THE PROBLEM: Copy exactly, and only, the lines from the one with "Give me the" to the end of the listing; omit pictures.

RECORDS SUPPLIED:

——

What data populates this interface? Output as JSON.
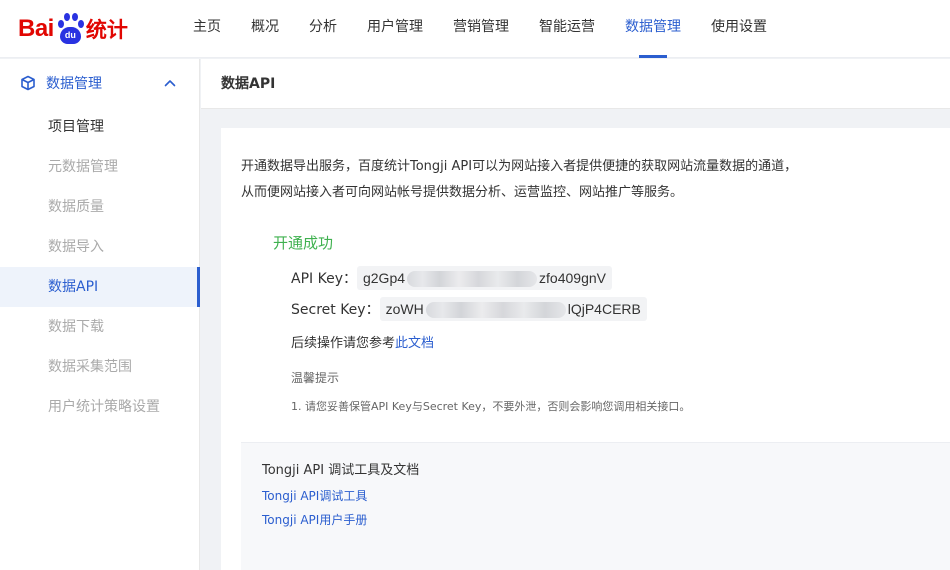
{
  "logo": {
    "bai": "Bai",
    "du": "du",
    "tongji": "统计"
  },
  "nav": {
    "items": [
      {
        "label": "主页"
      },
      {
        "label": "概况"
      },
      {
        "label": "分析"
      },
      {
        "label": "用户管理"
      },
      {
        "label": "营销管理"
      },
      {
        "label": "智能运营"
      },
      {
        "label": "数据管理"
      },
      {
        "label": "使用设置"
      }
    ],
    "active": "数据管理"
  },
  "sidebar": {
    "section_title": "数据管理",
    "items": [
      {
        "label": "项目管理"
      },
      {
        "label": "元数据管理"
      },
      {
        "label": "数据质量"
      },
      {
        "label": "数据导入"
      },
      {
        "label": "数据API"
      },
      {
        "label": "数据下载"
      },
      {
        "label": "数据采集范围"
      },
      {
        "label": "用户统计策略设置"
      }
    ],
    "active": "数据API"
  },
  "content": {
    "header_title": "数据API",
    "intro_line1": "开通数据导出服务，百度统计Tongji API可以为网站接入者提供便捷的获取网站流量数据的通道，",
    "intro_line2": "从而便网站接入者可向网站帐号提供数据分析、运营监控、网站推广等服务。",
    "success_text": "开通成功",
    "api_key_label": "API Key：",
    "api_key_prefix": "g2Gp4",
    "api_key_suffix": "zfo409gnV",
    "secret_key_label": "Secret Key：",
    "secret_key_prefix": "zoWH",
    "secret_key_suffix": "lQjP4CERB",
    "follow_text": "后续操作请您参考",
    "follow_link": "此文档",
    "tips_title": "温馨提示",
    "tips_1": "1. 请您妥善保管API Key与Secret Key，不要外泄，否则会影响您调用相关接口。",
    "tools_title": "Tongji API 调试工具及文档",
    "tools_link1": "Tongji API调试工具",
    "tools_link2": "Tongji API用户手册"
  },
  "colors": {
    "accent": "#2b5ecf",
    "success": "#3fb14f",
    "brand_red": "#e10602",
    "brand_blue": "#2932e1"
  }
}
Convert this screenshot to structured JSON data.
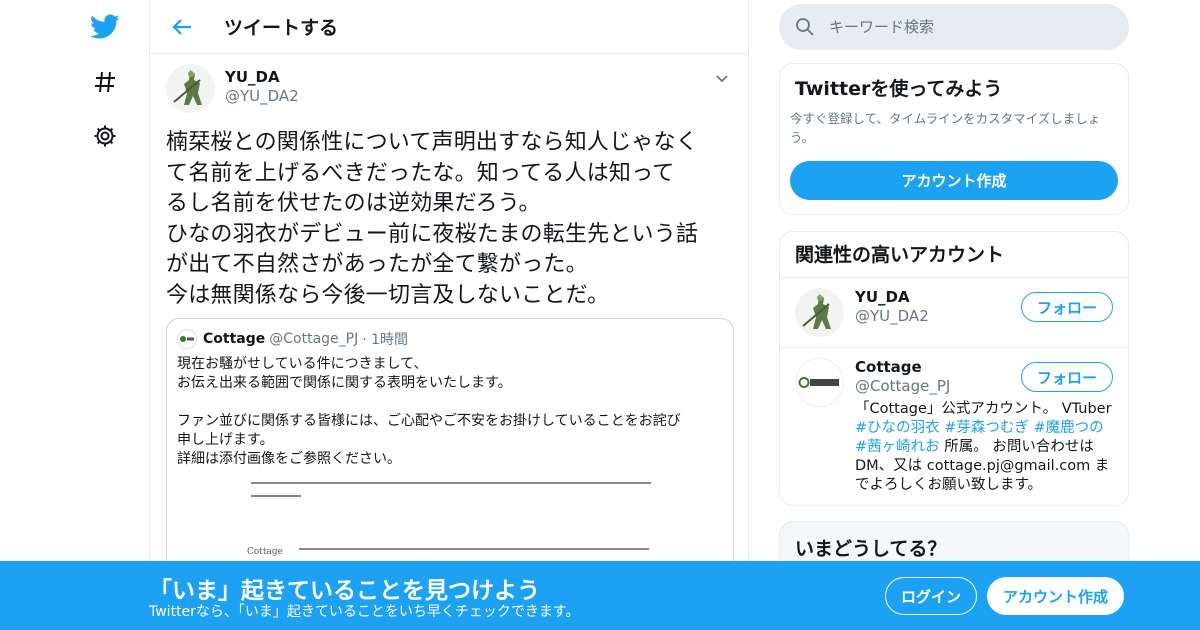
{
  "nav": {
    "icons": [
      "twitter-bird-icon",
      "hashtag-icon",
      "gear-icon"
    ]
  },
  "header": {
    "title": "ツイートする"
  },
  "tweet": {
    "author_name": "YU_DA",
    "author_handle": "@YU_DA2",
    "text": "楠栞桜との関係性について声明出すなら知人じゃなく\nて名前を上げるべきだったな。知ってる人は知って\nるし名前を伏せたのは逆効果だろう。\nひなの羽衣がデビュー前に夜桜たまの転生先という話\nが出て不自然さがあったが全て繋がった。\n今は無関係なら今後一切言及しないことだ。",
    "quote": {
      "name": "Cottage",
      "handle": "@Cottage_PJ",
      "time": "· 1時間",
      "text": "現在お騒がせしている件につきまして、\nお伝え出来る範囲で関係に関する表明をいたします。\n\nファン並びに関係する皆様には、ご心配やご不安をお掛けしていることをお詫び\n申し上げます。\n詳細は添付画像をご参照ください。",
      "image_line1": "",
      "image_line2": "Cottage"
    }
  },
  "search": {
    "placeholder": "キーワード検索"
  },
  "signup_card": {
    "title": "Twitterを使ってみよう",
    "desc": "今すぐ登録して、タイムラインをカスタマイズしましょう。",
    "button": "アカウント作成"
  },
  "related": {
    "title": "関連性の高いアカウント",
    "accounts": [
      {
        "name": "YU_DA",
        "handle": "@YU_DA2",
        "follow": "フォロー"
      },
      {
        "name": "Cottage",
        "handle": "@Cottage_PJ",
        "follow": "フォロー",
        "bio_pre": "「Cottage」公式アカウント。 VTuber ",
        "tags": [
          "#ひなの羽衣",
          "#芽森つむぎ",
          "#魔鹿つの",
          "#茜ヶ崎れお"
        ],
        "bio_post": " 所属。 お問い合わせは DM、又は cottage.pj@gmail.com までよろしくお願い致します。"
      }
    ]
  },
  "trends": {
    "title": "いまどうしてる？"
  },
  "banner": {
    "title": "「いま」起きていることを見つけよう",
    "subtitle": "Twitterなら、「いま」起きていることをいち早くチェックできます。",
    "login": "ログイン",
    "signup": "アカウント作成"
  },
  "colors": {
    "accent": "#1da1f2",
    "border": "#e6ecf0",
    "secondary_text": "#657786"
  }
}
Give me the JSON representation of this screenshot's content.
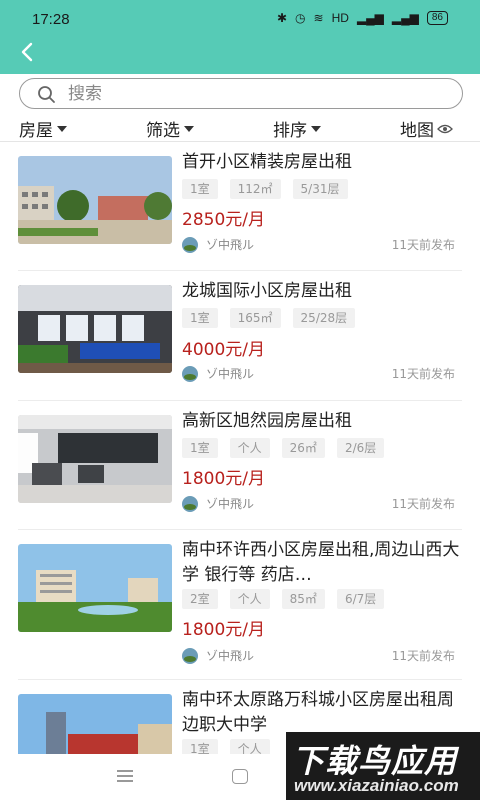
{
  "status_bar": {
    "time": "17:28",
    "network": "HD",
    "battery": "86"
  },
  "search": {
    "placeholder": "搜索"
  },
  "filters": {
    "type": "房屋",
    "filter": "筛选",
    "sort": "排序",
    "map": "地图"
  },
  "listings": [
    {
      "title": "首开小区精装房屋出租",
      "tags": [
        "1室",
        "112㎡",
        "5/31层"
      ],
      "price": "2850元/月",
      "user": "ゾ中飛ル",
      "posted": "11天前发布"
    },
    {
      "title": "龙城国际小区房屋出租",
      "tags": [
        "1室",
        "165㎡",
        "25/28层"
      ],
      "price": "4000元/月",
      "user": "ゾ中飛ル",
      "posted": "11天前发布"
    },
    {
      "title": "高新区旭然园房屋出租",
      "tags": [
        "1室",
        "个人",
        "26㎡",
        "2/6层"
      ],
      "price": "1800元/月",
      "user": "ゾ中飛ル",
      "posted": "11天前发布"
    },
    {
      "title": "南中环许西小区房屋出租,周边山西大学 银行等 药店…",
      "tags": [
        "2室",
        "个人",
        "85㎡",
        "6/7层"
      ],
      "price": "1800元/月",
      "user": "ゾ中飛ル",
      "posted": "11天前发布"
    },
    {
      "title": "南中环太原路万科城小区房屋出租周边职大中学",
      "tags": [
        "1室",
        "个人"
      ],
      "price": "",
      "user": "",
      "posted": ""
    }
  ],
  "watermark": {
    "brand": "下载鸟应用",
    "url": "www.xiazainiao.com"
  },
  "colors": {
    "accent": "#56cbb6",
    "price": "#b8211d",
    "tag_bg": "#f1f1f1"
  }
}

——

SOLUTION FOR THIS EXERCISE:
Give me the JSON representation of this screenshot's content.
{
  "status_bar": {
    "time": "17:28",
    "network": "HD",
    "battery": "86"
  },
  "search": {
    "placeholder": "搜索"
  },
  "filters": {
    "type": "房屋",
    "filter": "筛选",
    "sort": "排序",
    "map": "地图"
  },
  "listings": [
    {
      "title": "首开小区精装房屋出租",
      "tags": [
        "1室",
        "112㎡",
        "5/31层"
      ],
      "price": "2850元/月",
      "user": "ゾ中飛ル",
      "posted": "11天前发布"
    },
    {
      "title": "龙城国际小区房屋出租",
      "tags": [
        "1室",
        "165㎡",
        "25/28层"
      ],
      "price": "4000元/月",
      "user": "ゾ中飛ル",
      "posted": "11天前发布"
    },
    {
      "title": "高新区旭然园房屋出租",
      "tags": [
        "1室",
        "个人",
        "26㎡",
        "2/6层"
      ],
      "price": "1800元/月",
      "user": "ゾ中飛ル",
      "posted": "11天前发布"
    },
    {
      "title": "南中环许西小区房屋出租,周边山西大学 银行等 药店…",
      "tags": [
        "2室",
        "个人",
        "85㎡",
        "6/7层"
      ],
      "price": "1800元/月",
      "user": "ゾ中飛ル",
      "posted": "11天前发布"
    },
    {
      "title": "南中环太原路万科城小区房屋出租周边职大中学",
      "tags": [
        "1室",
        "个人"
      ],
      "price": "",
      "user": "",
      "posted": ""
    }
  ],
  "watermark": {
    "brand": "下载鸟应用",
    "url": "www.xiazainiao.com"
  },
  "colors": {
    "accent": "#56cbb6",
    "price": "#b8211d",
    "tag_bg": "#f1f1f1"
  }
}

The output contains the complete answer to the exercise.